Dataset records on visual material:

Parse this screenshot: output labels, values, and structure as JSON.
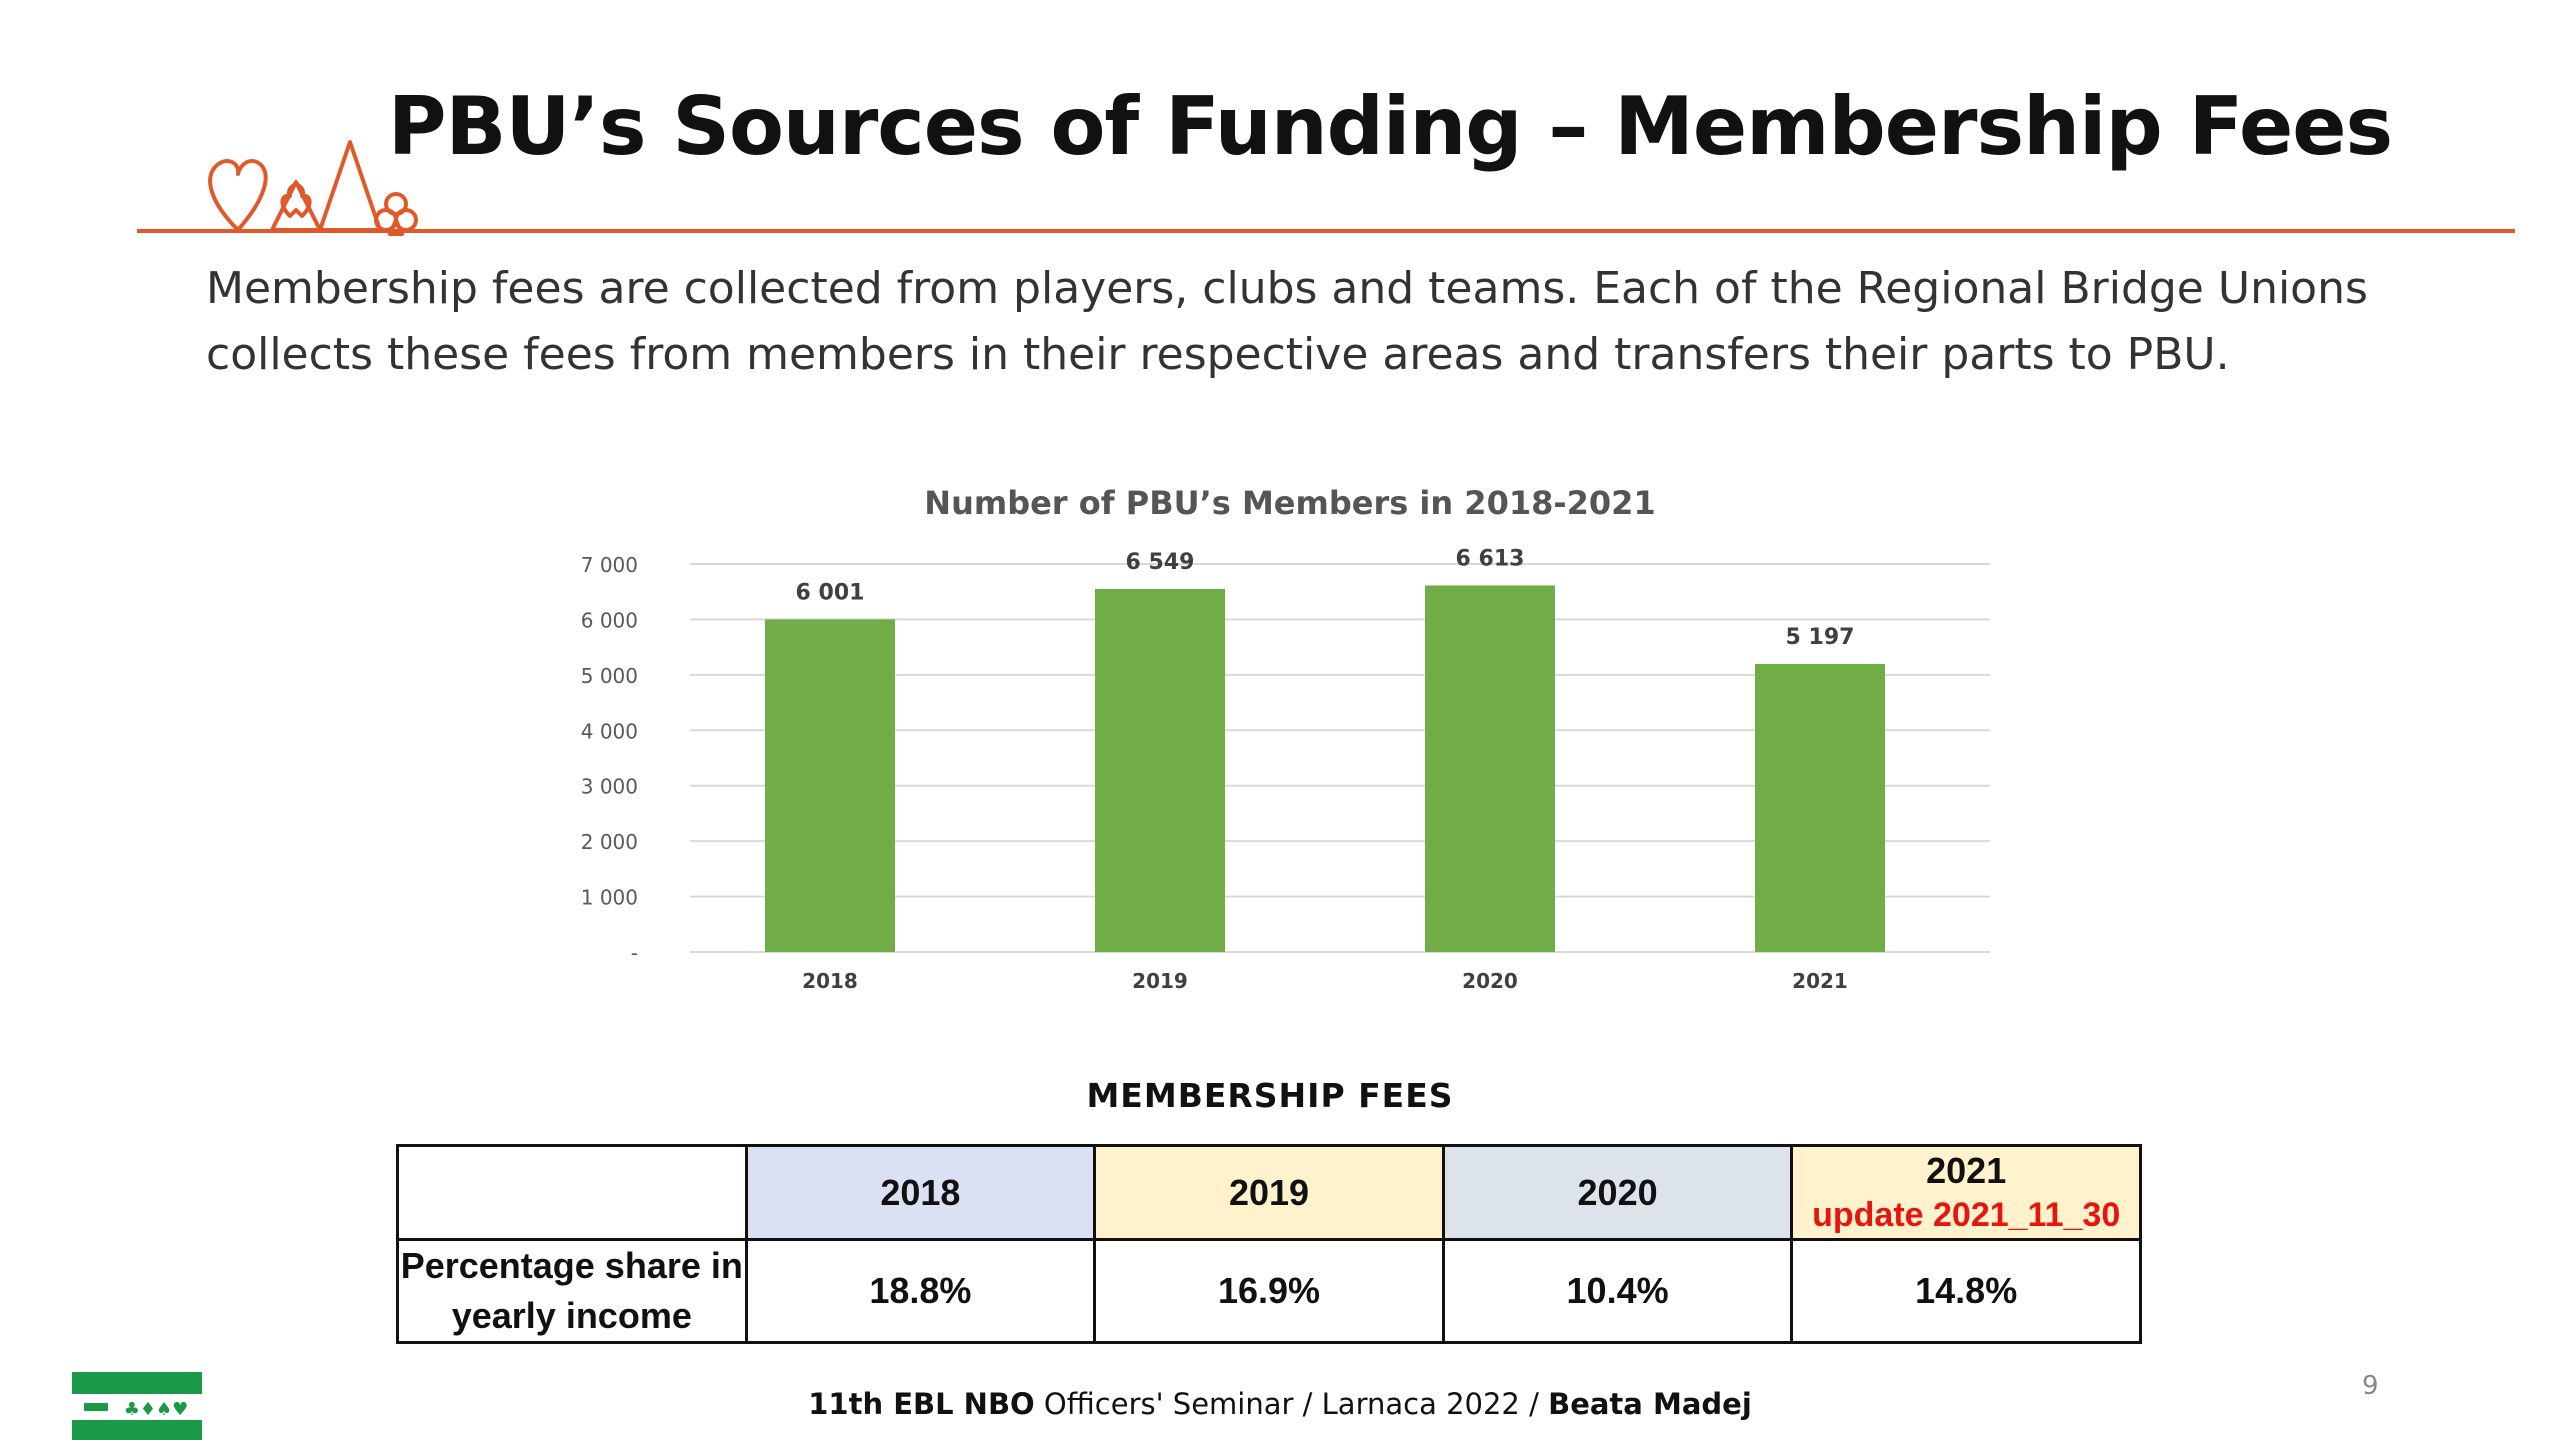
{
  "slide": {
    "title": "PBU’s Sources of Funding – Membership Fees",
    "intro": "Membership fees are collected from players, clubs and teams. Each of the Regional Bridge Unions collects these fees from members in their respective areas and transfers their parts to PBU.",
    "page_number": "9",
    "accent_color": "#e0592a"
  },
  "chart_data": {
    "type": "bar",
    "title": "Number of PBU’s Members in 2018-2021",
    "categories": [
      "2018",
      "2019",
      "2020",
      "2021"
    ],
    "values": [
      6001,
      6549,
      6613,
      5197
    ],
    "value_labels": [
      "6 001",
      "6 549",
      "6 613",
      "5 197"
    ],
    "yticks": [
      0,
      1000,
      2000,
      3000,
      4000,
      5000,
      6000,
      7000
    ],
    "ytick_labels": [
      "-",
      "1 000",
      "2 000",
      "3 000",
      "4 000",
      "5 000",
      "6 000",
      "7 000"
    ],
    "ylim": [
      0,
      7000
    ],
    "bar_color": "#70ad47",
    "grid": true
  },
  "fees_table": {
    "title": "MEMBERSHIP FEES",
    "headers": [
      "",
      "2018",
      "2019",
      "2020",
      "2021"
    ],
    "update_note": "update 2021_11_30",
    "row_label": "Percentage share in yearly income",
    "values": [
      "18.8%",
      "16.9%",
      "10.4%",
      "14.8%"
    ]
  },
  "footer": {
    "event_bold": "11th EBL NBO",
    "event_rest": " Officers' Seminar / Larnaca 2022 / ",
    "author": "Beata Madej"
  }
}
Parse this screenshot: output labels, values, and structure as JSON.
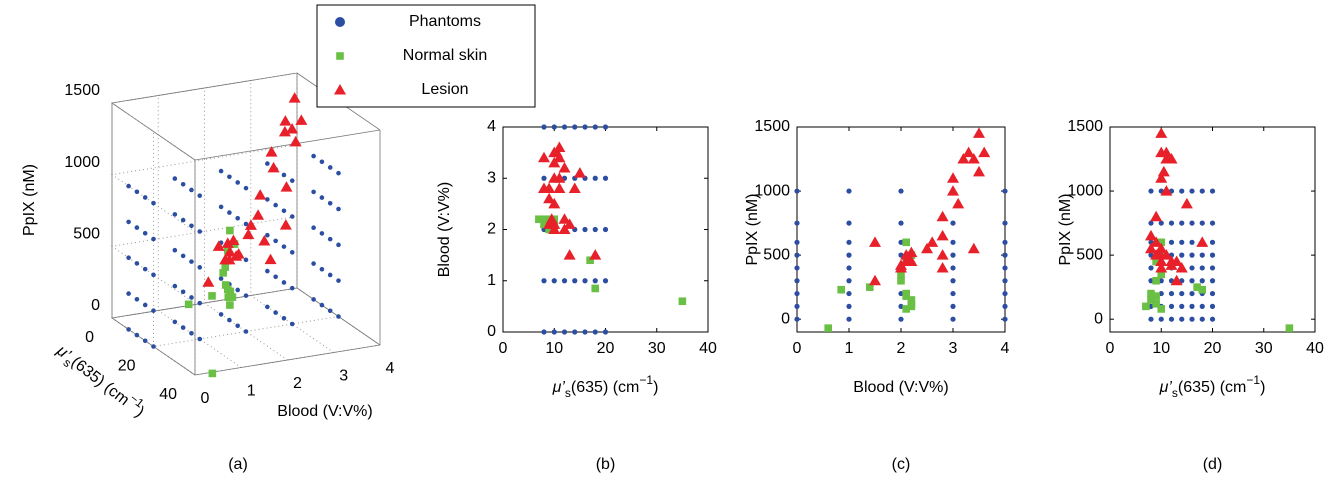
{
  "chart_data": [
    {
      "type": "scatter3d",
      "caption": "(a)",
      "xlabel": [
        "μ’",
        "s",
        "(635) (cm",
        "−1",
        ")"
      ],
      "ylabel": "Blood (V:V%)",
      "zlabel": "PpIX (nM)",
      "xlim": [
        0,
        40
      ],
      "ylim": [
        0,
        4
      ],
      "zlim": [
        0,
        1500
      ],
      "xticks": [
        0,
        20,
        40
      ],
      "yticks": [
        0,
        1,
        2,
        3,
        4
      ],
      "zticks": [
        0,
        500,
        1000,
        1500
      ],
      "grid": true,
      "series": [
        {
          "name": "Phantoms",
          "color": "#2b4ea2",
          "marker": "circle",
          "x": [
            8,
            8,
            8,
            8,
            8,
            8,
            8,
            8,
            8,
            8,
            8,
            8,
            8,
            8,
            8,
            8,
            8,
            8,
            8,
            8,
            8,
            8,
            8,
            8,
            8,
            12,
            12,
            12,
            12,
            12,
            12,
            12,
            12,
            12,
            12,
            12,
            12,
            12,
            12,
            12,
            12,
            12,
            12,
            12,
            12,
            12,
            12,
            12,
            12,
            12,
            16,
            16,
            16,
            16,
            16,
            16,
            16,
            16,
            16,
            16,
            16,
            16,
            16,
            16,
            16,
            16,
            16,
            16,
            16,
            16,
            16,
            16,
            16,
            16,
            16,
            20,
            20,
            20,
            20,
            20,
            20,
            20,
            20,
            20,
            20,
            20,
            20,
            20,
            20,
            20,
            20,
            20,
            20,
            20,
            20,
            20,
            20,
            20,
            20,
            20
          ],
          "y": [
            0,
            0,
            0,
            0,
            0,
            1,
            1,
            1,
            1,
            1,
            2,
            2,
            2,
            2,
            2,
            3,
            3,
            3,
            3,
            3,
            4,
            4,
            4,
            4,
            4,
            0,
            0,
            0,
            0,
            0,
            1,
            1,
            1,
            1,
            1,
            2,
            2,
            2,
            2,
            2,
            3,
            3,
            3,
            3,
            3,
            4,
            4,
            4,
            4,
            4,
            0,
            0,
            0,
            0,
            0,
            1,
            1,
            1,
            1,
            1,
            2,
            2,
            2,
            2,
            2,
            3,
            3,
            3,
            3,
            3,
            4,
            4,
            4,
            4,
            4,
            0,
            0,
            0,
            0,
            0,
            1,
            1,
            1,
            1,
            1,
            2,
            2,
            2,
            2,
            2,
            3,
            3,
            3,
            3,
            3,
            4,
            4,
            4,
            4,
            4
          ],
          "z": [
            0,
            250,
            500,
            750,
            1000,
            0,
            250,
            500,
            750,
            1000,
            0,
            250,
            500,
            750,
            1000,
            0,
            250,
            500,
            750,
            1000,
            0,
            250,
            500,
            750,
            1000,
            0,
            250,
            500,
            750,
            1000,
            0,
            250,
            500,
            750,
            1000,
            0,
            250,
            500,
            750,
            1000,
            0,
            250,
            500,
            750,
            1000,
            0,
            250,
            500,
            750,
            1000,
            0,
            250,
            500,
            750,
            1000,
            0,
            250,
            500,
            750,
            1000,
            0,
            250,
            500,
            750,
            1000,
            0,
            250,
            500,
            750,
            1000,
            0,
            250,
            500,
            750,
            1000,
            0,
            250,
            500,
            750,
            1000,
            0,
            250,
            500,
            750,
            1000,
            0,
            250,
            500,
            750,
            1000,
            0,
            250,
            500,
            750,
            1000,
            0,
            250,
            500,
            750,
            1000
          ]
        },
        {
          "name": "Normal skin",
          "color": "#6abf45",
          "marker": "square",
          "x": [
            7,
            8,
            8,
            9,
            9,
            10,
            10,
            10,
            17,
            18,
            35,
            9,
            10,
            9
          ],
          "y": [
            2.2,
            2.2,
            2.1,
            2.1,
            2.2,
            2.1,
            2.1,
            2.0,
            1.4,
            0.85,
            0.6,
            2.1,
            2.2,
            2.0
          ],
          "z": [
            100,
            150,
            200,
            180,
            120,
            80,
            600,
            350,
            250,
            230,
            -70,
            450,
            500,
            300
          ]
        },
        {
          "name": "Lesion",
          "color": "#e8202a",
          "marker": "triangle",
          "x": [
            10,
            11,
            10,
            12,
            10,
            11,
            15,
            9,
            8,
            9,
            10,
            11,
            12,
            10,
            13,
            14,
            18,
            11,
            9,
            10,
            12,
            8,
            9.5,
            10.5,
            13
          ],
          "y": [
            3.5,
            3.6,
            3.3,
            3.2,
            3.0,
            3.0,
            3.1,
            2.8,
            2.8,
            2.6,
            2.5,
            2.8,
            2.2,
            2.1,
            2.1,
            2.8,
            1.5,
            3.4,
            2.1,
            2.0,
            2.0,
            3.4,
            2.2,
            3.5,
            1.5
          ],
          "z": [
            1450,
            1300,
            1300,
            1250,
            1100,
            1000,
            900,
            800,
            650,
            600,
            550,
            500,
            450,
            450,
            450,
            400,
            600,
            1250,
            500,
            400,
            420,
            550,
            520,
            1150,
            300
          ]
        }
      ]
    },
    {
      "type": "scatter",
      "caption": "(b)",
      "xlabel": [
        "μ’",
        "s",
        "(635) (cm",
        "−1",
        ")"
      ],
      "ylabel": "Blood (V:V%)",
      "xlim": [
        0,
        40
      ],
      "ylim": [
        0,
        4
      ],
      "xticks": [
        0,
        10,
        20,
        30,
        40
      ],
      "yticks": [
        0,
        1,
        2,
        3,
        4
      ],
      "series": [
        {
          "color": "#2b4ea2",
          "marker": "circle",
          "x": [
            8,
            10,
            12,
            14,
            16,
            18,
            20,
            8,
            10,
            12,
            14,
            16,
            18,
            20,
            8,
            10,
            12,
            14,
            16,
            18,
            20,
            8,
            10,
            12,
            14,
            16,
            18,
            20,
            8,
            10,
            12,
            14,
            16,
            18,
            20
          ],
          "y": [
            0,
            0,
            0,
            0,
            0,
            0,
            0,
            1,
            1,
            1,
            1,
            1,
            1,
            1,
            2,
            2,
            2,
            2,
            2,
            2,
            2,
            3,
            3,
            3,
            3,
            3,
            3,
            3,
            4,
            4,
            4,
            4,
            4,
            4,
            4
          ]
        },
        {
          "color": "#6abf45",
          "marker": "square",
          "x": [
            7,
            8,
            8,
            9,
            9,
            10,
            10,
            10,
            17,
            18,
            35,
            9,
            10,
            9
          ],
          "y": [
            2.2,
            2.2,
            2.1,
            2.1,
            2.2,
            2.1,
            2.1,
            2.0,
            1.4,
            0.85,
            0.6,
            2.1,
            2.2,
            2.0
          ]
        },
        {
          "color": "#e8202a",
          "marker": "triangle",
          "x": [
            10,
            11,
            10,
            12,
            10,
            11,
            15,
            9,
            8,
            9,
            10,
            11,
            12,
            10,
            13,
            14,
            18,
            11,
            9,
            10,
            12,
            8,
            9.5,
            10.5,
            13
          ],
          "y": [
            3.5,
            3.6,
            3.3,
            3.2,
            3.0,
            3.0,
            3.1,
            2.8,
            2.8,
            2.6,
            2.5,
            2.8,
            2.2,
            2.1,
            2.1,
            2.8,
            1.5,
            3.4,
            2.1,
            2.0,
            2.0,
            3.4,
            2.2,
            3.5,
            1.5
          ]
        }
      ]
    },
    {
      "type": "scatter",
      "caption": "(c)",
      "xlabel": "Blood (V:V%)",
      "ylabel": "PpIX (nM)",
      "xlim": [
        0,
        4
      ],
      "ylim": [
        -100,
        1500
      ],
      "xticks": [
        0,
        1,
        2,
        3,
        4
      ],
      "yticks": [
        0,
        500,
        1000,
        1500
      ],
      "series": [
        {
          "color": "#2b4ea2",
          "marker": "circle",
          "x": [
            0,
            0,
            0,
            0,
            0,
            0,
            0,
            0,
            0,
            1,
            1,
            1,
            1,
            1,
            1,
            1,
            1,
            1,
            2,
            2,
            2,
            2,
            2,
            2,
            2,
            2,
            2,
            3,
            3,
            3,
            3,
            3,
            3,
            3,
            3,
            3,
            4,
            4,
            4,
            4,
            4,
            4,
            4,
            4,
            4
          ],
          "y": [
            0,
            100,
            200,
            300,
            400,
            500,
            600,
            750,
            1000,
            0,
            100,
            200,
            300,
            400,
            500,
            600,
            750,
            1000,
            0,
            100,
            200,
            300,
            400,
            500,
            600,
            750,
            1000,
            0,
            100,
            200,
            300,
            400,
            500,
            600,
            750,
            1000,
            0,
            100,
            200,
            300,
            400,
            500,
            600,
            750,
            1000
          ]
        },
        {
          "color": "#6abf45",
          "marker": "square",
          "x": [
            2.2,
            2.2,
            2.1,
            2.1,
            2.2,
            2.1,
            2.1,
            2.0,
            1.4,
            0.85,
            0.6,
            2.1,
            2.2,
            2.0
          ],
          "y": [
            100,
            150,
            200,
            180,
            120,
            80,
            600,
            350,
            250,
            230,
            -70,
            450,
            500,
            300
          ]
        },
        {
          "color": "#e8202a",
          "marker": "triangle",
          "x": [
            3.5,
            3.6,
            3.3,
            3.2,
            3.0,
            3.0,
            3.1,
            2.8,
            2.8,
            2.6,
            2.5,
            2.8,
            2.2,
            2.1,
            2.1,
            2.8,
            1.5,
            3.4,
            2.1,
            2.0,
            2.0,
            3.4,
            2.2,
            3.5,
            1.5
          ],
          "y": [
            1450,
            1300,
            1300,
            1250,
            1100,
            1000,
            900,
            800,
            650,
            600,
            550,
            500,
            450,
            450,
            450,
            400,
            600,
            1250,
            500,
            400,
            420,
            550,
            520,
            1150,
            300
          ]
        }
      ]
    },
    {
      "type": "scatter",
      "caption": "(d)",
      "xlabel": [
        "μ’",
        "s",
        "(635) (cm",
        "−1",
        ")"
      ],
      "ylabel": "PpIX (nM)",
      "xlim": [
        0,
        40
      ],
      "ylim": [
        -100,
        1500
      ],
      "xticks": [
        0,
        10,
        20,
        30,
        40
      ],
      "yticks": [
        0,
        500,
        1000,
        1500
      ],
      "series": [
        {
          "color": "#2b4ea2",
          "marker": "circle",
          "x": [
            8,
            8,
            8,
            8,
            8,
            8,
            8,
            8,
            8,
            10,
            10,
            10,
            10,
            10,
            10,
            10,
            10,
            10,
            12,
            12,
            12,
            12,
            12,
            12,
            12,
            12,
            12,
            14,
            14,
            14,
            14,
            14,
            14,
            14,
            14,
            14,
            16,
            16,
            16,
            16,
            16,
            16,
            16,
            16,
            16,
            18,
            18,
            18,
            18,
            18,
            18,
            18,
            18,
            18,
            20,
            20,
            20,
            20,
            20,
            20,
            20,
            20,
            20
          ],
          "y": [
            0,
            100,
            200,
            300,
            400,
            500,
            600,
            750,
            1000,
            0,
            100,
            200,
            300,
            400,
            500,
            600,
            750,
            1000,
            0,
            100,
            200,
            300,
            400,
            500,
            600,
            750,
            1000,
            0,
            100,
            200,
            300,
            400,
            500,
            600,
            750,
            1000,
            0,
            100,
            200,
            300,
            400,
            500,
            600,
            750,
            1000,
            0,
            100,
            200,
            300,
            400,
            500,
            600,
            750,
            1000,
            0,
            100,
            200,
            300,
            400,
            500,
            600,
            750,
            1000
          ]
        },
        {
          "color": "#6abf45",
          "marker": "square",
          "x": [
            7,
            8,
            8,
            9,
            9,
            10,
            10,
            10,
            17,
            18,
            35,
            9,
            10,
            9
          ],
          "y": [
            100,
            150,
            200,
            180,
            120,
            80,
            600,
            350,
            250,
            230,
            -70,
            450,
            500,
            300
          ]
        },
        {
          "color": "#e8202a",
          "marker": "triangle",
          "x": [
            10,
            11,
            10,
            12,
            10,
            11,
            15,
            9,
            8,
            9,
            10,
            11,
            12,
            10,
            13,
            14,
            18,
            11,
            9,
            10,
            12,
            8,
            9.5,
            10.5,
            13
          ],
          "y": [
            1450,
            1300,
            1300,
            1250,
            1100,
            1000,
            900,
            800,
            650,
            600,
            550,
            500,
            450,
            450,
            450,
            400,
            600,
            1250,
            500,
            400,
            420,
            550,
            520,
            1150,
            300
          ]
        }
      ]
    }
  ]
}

The problem ->
Report the number of lines in the listing where the string "name" appears, and nothing besides.

Task output ->
3